An exact copy of the records is required, minus the pictures they hold.

— start Working data —

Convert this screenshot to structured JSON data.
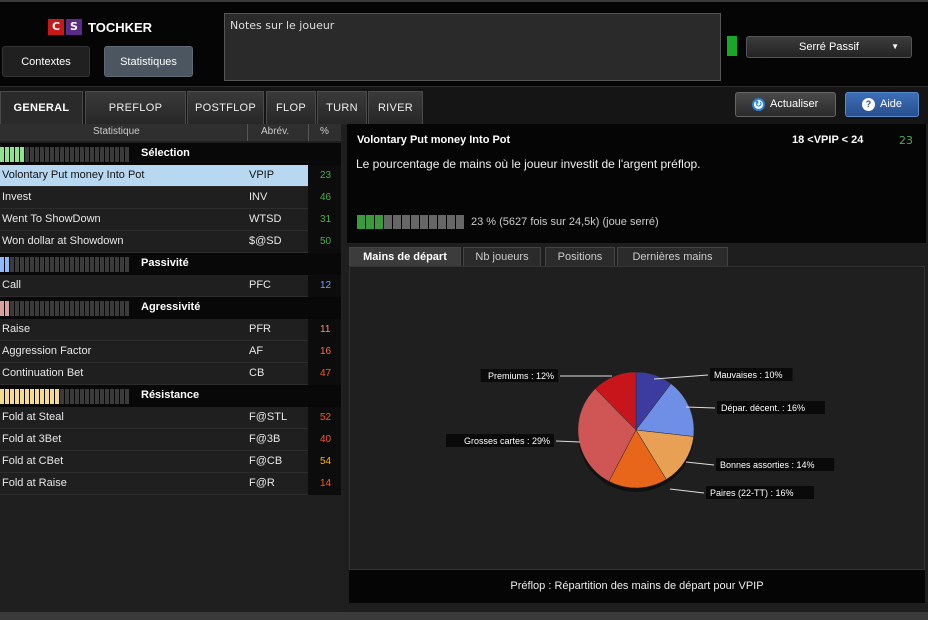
{
  "header": {
    "logo_c": "C",
    "logo_s": "S",
    "logo_name": "TOCHKER",
    "contextes_label": "Contextes",
    "statistiques_label": "Statistiques",
    "notes_placeholder": "Notes sur le joueur",
    "player_type": "Serré Passif"
  },
  "tabs": [
    "GENERAL",
    "PREFLOP",
    "POSTFLOP",
    "FLOP",
    "TURN",
    "RIVER"
  ],
  "actions": {
    "actualiser": "Actualiser",
    "aide": "Aide"
  },
  "table": {
    "col_stat": "Statistique",
    "col_abbr": "Abrév.",
    "col_pct": "%",
    "sections": [
      {
        "title": "Sélection",
        "meter_color": "#8fe38f",
        "meter_lit": 5,
        "rows": [
          {
            "label": "Volontary Put money Into Pot",
            "abbr": "VPIP",
            "value": "23",
            "color": "#4caf50",
            "selected": true
          },
          {
            "label": "Invest",
            "abbr": "INV",
            "value": "46",
            "color": "#4caf50"
          },
          {
            "label": "Went To ShowDown",
            "abbr": "WTSD",
            "value": "31",
            "color": "#4caf50"
          },
          {
            "label": "Won dollar at Showdown",
            "abbr": "$@SD",
            "value": "50",
            "color": "#4caf50"
          }
        ]
      },
      {
        "title": "Passivité",
        "meter_color": "#8fb8ff",
        "meter_lit": 2,
        "rows": [
          {
            "label": "Call",
            "abbr": "PFC",
            "value": "12",
            "color": "#6fa0ff"
          }
        ]
      },
      {
        "title": "Agressivité",
        "meter_color": "#d9a0a0",
        "meter_lit": 2,
        "rows": [
          {
            "label": "Raise",
            "abbr": "PFR",
            "value": "11",
            "color": "#ff8a65"
          },
          {
            "label": "Aggression Factor",
            "abbr": "AF",
            "value": "16",
            "color": "#ff7043"
          },
          {
            "label": "Continuation Bet",
            "abbr": "CB",
            "value": "47",
            "color": "#ff5722"
          }
        ]
      },
      {
        "title": "Résistance",
        "meter_color": "#f5dc8c",
        "meter_lit": 12,
        "rows": [
          {
            "label": "Fold at Steal",
            "abbr": "F@STL",
            "value": "52",
            "color": "#ff5722"
          },
          {
            "label": "Fold at 3Bet",
            "abbr": "F@3B",
            "value": "40",
            "color": "#ff5722"
          },
          {
            "label": "Fold at CBet",
            "abbr": "F@CB",
            "value": "54",
            "color": "#ffb300"
          },
          {
            "label": "Fold at Raise",
            "abbr": "F@R",
            "value": "14",
            "color": "#ff5722"
          }
        ]
      }
    ]
  },
  "detail": {
    "title": "Volontary Put money Into Pot",
    "range": "18 <VPIP < 24",
    "value": "23",
    "description": "Le pourcentage de mains où le joueur investit de l'argent préflop.",
    "meter_lit": 3,
    "meter_total": 12,
    "stat_line": "23 % (5627 fois sur 24,5k) (joue serré)"
  },
  "subtabs": [
    "Mains de départ",
    "Nb joueurs",
    "Positions",
    "Dernières mains"
  ],
  "chart_data": {
    "type": "pie",
    "title": "",
    "slices": [
      {
        "label": "Mauvaises : 10%",
        "value": 10,
        "color": "#3c3ca0"
      },
      {
        "label": "Dépar. décent. : 16%",
        "value": 16,
        "color": "#6f8fe6"
      },
      {
        "label": "Bonnes assorties : 14%",
        "value": 14,
        "color": "#e8a055"
      },
      {
        "label": "Paires (22-TT) : 16%",
        "value": 16,
        "color": "#e8661a"
      },
      {
        "label": "Grosses cartes : 29%",
        "value": 29,
        "color": "#d05656"
      },
      {
        "label": "Premiums : 12%",
        "value": 12,
        "color": "#c8151b"
      }
    ]
  },
  "caption": "Préflop : Répartition des mains de départ pour VPIP"
}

— end Working data —

# Full response:
Convert this screenshot to structured JSON data.
{
  "header": {
    "logo_c": "C",
    "logo_s": "S",
    "logo_name": "TOCHKER",
    "contextes_label": "Contextes",
    "statistiques_label": "Statistiques",
    "notes_placeholder": "Notes sur le joueur",
    "player_type": "Serré Passif"
  },
  "tabs": [
    "GENERAL",
    "PREFLOP",
    "POSTFLOP",
    "FLOP",
    "TURN",
    "RIVER"
  ],
  "actions": {
    "actualiser": "Actualiser",
    "aide": "Aide"
  },
  "table": {
    "col_stat": "Statistique",
    "col_abbr": "Abrév.",
    "col_pct": "%",
    "sections": [
      {
        "title": "Sélection",
        "meter_color": "#8fe38f",
        "meter_lit": 5,
        "rows": [
          {
            "label": "Volontary Put money Into Pot",
            "abbr": "VPIP",
            "value": "23",
            "color": "#4caf50",
            "selected": true
          },
          {
            "label": "Invest",
            "abbr": "INV",
            "value": "46",
            "color": "#4caf50"
          },
          {
            "label": "Went To ShowDown",
            "abbr": "WTSD",
            "value": "31",
            "color": "#4caf50"
          },
          {
            "label": "Won dollar at Showdown",
            "abbr": "$@SD",
            "value": "50",
            "color": "#4caf50"
          }
        ]
      },
      {
        "title": "Passivité",
        "meter_color": "#8fb8ff",
        "meter_lit": 2,
        "rows": [
          {
            "label": "Call",
            "abbr": "PFC",
            "value": "12",
            "color": "#6fa0ff"
          }
        ]
      },
      {
        "title": "Agressivité",
        "meter_color": "#d9a0a0",
        "meter_lit": 2,
        "rows": [
          {
            "label": "Raise",
            "abbr": "PFR",
            "value": "11",
            "color": "#ff8a65"
          },
          {
            "label": "Aggression Factor",
            "abbr": "AF",
            "value": "16",
            "color": "#ff7043"
          },
          {
            "label": "Continuation Bet",
            "abbr": "CB",
            "value": "47",
            "color": "#ff5722"
          }
        ]
      },
      {
        "title": "Résistance",
        "meter_color": "#f5dc8c",
        "meter_lit": 12,
        "rows": [
          {
            "label": "Fold at Steal",
            "abbr": "F@STL",
            "value": "52",
            "color": "#ff5722"
          },
          {
            "label": "Fold at 3Bet",
            "abbr": "F@3B",
            "value": "40",
            "color": "#ff5722"
          },
          {
            "label": "Fold at CBet",
            "abbr": "F@CB",
            "value": "54",
            "color": "#ffb300"
          },
          {
            "label": "Fold at Raise",
            "abbr": "F@R",
            "value": "14",
            "color": "#ff5722"
          }
        ]
      }
    ]
  },
  "detail": {
    "title": "Volontary Put money Into Pot",
    "range": "18 <VPIP < 24",
    "value": "23",
    "description": "Le pourcentage de mains où le joueur investit de l'argent préflop.",
    "meter_lit": 3,
    "meter_total": 12,
    "stat_line": "23 % (5627 fois sur 24,5k) (joue serré)"
  },
  "subtabs": [
    "Mains de départ",
    "Nb joueurs",
    "Positions",
    "Dernières mains"
  ],
  "chart_data": {
    "type": "pie",
    "title": "",
    "slices": [
      {
        "label": "Mauvaises : 10%",
        "value": 10,
        "color": "#3c3ca0"
      },
      {
        "label": "Dépar. décent. : 16%",
        "value": 16,
        "color": "#6f8fe6"
      },
      {
        "label": "Bonnes assorties : 14%",
        "value": 14,
        "color": "#e8a055"
      },
      {
        "label": "Paires (22-TT) : 16%",
        "value": 16,
        "color": "#e8661a"
      },
      {
        "label": "Grosses cartes : 29%",
        "value": 29,
        "color": "#d05656"
      },
      {
        "label": "Premiums : 12%",
        "value": 12,
        "color": "#c8151b"
      }
    ]
  },
  "caption": "Préflop : Répartition des mains de départ pour VPIP"
}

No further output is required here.